(Dataset rows)
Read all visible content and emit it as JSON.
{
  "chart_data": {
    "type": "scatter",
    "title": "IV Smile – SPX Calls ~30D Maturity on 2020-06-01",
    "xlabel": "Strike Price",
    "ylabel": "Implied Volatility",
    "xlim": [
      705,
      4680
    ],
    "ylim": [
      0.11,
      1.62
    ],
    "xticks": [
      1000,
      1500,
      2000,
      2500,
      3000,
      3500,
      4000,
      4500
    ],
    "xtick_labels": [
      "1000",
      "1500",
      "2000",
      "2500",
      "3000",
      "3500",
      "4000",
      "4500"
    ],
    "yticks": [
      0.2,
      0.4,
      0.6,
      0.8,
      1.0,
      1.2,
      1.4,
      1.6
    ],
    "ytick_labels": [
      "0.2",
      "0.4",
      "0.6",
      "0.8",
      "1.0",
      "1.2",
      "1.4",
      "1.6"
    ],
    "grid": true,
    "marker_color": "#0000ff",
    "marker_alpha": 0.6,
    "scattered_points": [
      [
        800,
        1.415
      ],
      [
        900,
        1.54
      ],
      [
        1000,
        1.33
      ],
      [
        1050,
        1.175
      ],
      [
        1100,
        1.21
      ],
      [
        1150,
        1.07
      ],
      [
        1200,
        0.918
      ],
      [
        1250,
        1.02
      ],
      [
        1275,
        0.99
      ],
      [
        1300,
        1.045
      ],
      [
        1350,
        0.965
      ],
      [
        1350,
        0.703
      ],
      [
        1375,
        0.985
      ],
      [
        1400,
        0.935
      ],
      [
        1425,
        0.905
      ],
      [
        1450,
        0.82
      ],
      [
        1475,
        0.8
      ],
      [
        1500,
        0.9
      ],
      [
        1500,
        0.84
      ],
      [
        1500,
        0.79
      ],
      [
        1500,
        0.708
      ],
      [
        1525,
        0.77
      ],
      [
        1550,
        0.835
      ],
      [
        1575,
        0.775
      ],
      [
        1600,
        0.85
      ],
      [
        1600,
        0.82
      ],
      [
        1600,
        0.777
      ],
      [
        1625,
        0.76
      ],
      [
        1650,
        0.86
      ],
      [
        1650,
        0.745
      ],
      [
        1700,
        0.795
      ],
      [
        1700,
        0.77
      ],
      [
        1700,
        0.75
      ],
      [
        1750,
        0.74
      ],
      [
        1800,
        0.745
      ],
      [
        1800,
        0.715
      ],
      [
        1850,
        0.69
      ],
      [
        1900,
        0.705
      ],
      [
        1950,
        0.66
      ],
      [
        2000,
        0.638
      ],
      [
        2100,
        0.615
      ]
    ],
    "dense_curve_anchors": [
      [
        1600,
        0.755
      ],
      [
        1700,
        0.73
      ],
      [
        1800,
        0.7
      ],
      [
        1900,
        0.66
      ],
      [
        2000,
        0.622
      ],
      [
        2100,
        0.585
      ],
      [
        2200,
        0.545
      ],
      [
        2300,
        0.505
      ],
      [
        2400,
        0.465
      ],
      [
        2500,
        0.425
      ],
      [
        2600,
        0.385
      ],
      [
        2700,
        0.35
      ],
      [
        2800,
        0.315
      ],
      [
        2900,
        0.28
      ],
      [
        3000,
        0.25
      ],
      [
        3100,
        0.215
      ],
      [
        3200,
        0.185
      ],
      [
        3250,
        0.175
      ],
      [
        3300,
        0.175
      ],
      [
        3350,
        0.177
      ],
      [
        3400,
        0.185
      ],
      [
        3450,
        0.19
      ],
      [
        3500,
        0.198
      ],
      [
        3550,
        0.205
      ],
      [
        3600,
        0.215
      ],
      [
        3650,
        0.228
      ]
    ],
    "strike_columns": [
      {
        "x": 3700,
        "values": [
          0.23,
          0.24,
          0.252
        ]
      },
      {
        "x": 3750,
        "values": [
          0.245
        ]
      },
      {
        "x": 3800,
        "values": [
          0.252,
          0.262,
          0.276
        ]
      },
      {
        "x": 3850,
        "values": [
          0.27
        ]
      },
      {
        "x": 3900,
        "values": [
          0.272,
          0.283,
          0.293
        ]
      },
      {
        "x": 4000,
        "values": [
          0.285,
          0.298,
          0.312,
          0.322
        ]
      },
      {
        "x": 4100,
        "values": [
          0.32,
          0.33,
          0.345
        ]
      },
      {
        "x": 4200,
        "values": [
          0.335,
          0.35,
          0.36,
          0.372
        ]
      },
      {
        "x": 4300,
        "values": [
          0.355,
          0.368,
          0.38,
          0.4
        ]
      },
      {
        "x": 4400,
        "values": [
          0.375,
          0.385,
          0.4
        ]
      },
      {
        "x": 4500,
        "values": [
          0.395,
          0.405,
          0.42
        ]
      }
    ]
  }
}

Exercise requirements:
Reproduce every line of the data verbatim.

Output of the task:
Read all visible content and emit it as JSON.
{
  "chart_data": {
    "type": "scatter",
    "title": "IV Smile – SPX Calls ~30D Maturity on 2020-06-01",
    "xlabel": "Strike Price",
    "ylabel": "Implied Volatility",
    "xlim": [
      705,
      4680
    ],
    "ylim": [
      0.11,
      1.62
    ],
    "xticks": [
      1000,
      1500,
      2000,
      2500,
      3000,
      3500,
      4000,
      4500
    ],
    "xtick_labels": [
      "1000",
      "1500",
      "2000",
      "2500",
      "3000",
      "3500",
      "4000",
      "4500"
    ],
    "yticks": [
      0.2,
      0.4,
      0.6,
      0.8,
      1.0,
      1.2,
      1.4,
      1.6
    ],
    "ytick_labels": [
      "0.2",
      "0.4",
      "0.6",
      "0.8",
      "1.0",
      "1.2",
      "1.4",
      "1.6"
    ],
    "grid": true,
    "marker_color": "#0000ff",
    "marker_alpha": 0.6,
    "scattered_points": [
      [
        800,
        1.415
      ],
      [
        900,
        1.54
      ],
      [
        1000,
        1.33
      ],
      [
        1050,
        1.175
      ],
      [
        1100,
        1.21
      ],
      [
        1150,
        1.07
      ],
      [
        1200,
        0.918
      ],
      [
        1250,
        1.02
      ],
      [
        1275,
        0.99
      ],
      [
        1300,
        1.045
      ],
      [
        1350,
        0.965
      ],
      [
        1350,
        0.703
      ],
      [
        1375,
        0.985
      ],
      [
        1400,
        0.935
      ],
      [
        1425,
        0.905
      ],
      [
        1450,
        0.82
      ],
      [
        1475,
        0.8
      ],
      [
        1500,
        0.9
      ],
      [
        1500,
        0.84
      ],
      [
        1500,
        0.79
      ],
      [
        1500,
        0.708
      ],
      [
        1525,
        0.77
      ],
      [
        1550,
        0.835
      ],
      [
        1575,
        0.775
      ],
      [
        1600,
        0.85
      ],
      [
        1600,
        0.82
      ],
      [
        1600,
        0.777
      ],
      [
        1625,
        0.76
      ],
      [
        1650,
        0.86
      ],
      [
        1650,
        0.745
      ],
      [
        1700,
        0.795
      ],
      [
        1700,
        0.77
      ],
      [
        1700,
        0.75
      ],
      [
        1750,
        0.74
      ],
      [
        1800,
        0.745
      ],
      [
        1800,
        0.715
      ],
      [
        1850,
        0.69
      ],
      [
        1900,
        0.705
      ],
      [
        1950,
        0.66
      ],
      [
        2000,
        0.638
      ],
      [
        2100,
        0.615
      ]
    ],
    "dense_curve_anchors": [
      [
        1600,
        0.755
      ],
      [
        1700,
        0.73
      ],
      [
        1800,
        0.7
      ],
      [
        1900,
        0.66
      ],
      [
        2000,
        0.622
      ],
      [
        2100,
        0.585
      ],
      [
        2200,
        0.545
      ],
      [
        2300,
        0.505
      ],
      [
        2400,
        0.465
      ],
      [
        2500,
        0.425
      ],
      [
        2600,
        0.385
      ],
      [
        2700,
        0.35
      ],
      [
        2800,
        0.315
      ],
      [
        2900,
        0.28
      ],
      [
        3000,
        0.25
      ],
      [
        3100,
        0.215
      ],
      [
        3200,
        0.185
      ],
      [
        3250,
        0.175
      ],
      [
        3300,
        0.175
      ],
      [
        3350,
        0.177
      ],
      [
        3400,
        0.185
      ],
      [
        3450,
        0.19
      ],
      [
        3500,
        0.198
      ],
      [
        3550,
        0.205
      ],
      [
        3600,
        0.215
      ],
      [
        3650,
        0.228
      ]
    ],
    "strike_columns": [
      {
        "x": 3700,
        "values": [
          0.23,
          0.24,
          0.252
        ]
      },
      {
        "x": 3750,
        "values": [
          0.245
        ]
      },
      {
        "x": 3800,
        "values": [
          0.252,
          0.262,
          0.276
        ]
      },
      {
        "x": 3850,
        "values": [
          0.27
        ]
      },
      {
        "x": 3900,
        "values": [
          0.272,
          0.283,
          0.293
        ]
      },
      {
        "x": 4000,
        "values": [
          0.285,
          0.298,
          0.312,
          0.322
        ]
      },
      {
        "x": 4100,
        "values": [
          0.32,
          0.33,
          0.345
        ]
      },
      {
        "x": 4200,
        "values": [
          0.335,
          0.35,
          0.36,
          0.372
        ]
      },
      {
        "x": 4300,
        "values": [
          0.355,
          0.368,
          0.38,
          0.4
        ]
      },
      {
        "x": 4400,
        "values": [
          0.375,
          0.385,
          0.4
        ]
      },
      {
        "x": 4500,
        "values": [
          0.395,
          0.405,
          0.42
        ]
      }
    ]
  }
}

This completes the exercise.